[Set problem]: Without the images, write out all of the following entries exactly.

[Data listing]:
######

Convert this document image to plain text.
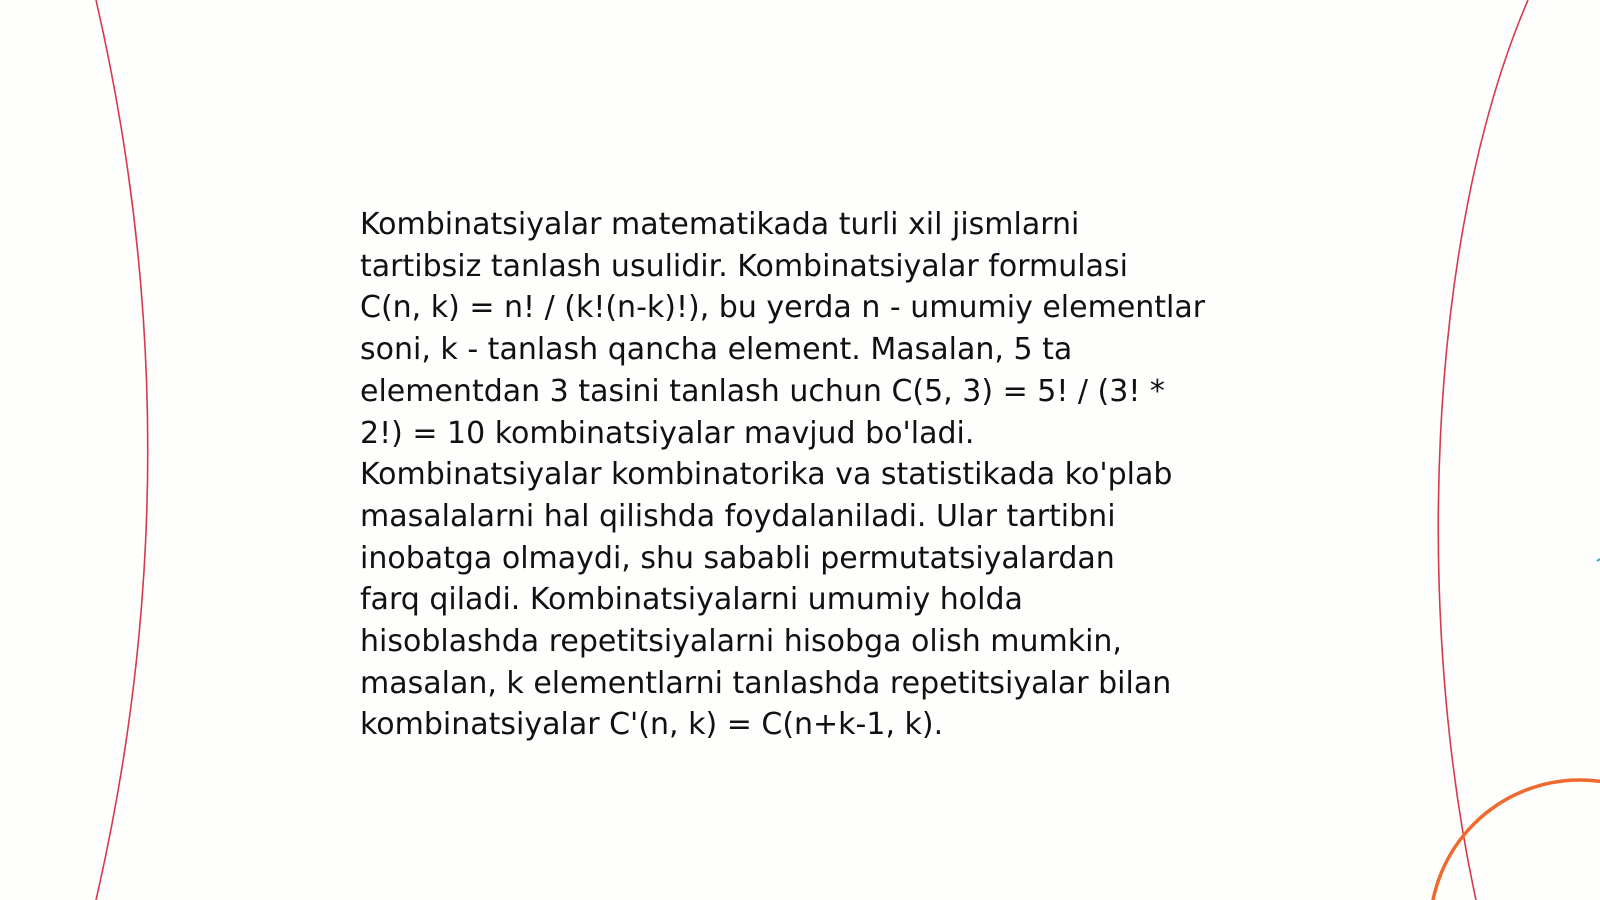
Kombinatsiyalar matematikada turli xil jismlarni
tartibsiz tanlash usulidir. Kombinatsiyalar formulasi
C(n, k) = n! / (k!(n-k)!), bu yerda n - umumiy elementlar
soni, k - tanlash qancha element. Masalan, 5 ta
elementdan 3 tasini tanlash uchun C(5, 3) = 5! / (3! *
2!) = 10 kombinatsiyalar mavjud bo'ladi.
Kombinatsiyalar kombinatorika va statistikada ko'plab
masalalarni hal qilishda foydalaniladi. Ular tartibni
inobatga olmaydi, shu sababli permutatsiyalardan
farq qiladi. Kombinatsiyalarni umumiy holda
hisoblashda repetitsiyalarni hisobga olish mumkin,
masalan, k elementlarni tanlashda repetitsiyalar bilan
kombinatsiyalar C'(n, k) = C(n+k-1, k).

######

[The answer]:
Convert this document image to plain text.
Kombinatsiyalar matematikada turli xil jismlarni
tartibsiz tanlash usulidir. Kombinatsiyalar formulasi
C(n, k) = n! / (k!(n-k)!), bu yerda n - umumiy elementlar
soni, k - tanlash qancha element. Masalan, 5 ta
elementdan 3 tasini tanlash uchun C(5, 3) = 5! / (3! *
2!) = 10 kombinatsiyalar mavjud bo'ladi.
Kombinatsiyalar kombinatorika va statistikada ko'plab
masalalarni hal qilishda foydalaniladi. Ular tartibni
inobatga olmaydi, shu sababli permutatsiyalardan
farq qiladi. Kombinatsiyalarni umumiy holda
hisoblashda repetitsiyalarni hisobga olish mumkin,
masalan, k elementlarni tanlashda repetitsiyalar bilan
kombinatsiyalar C'(n, k) = C(n+k-1, k).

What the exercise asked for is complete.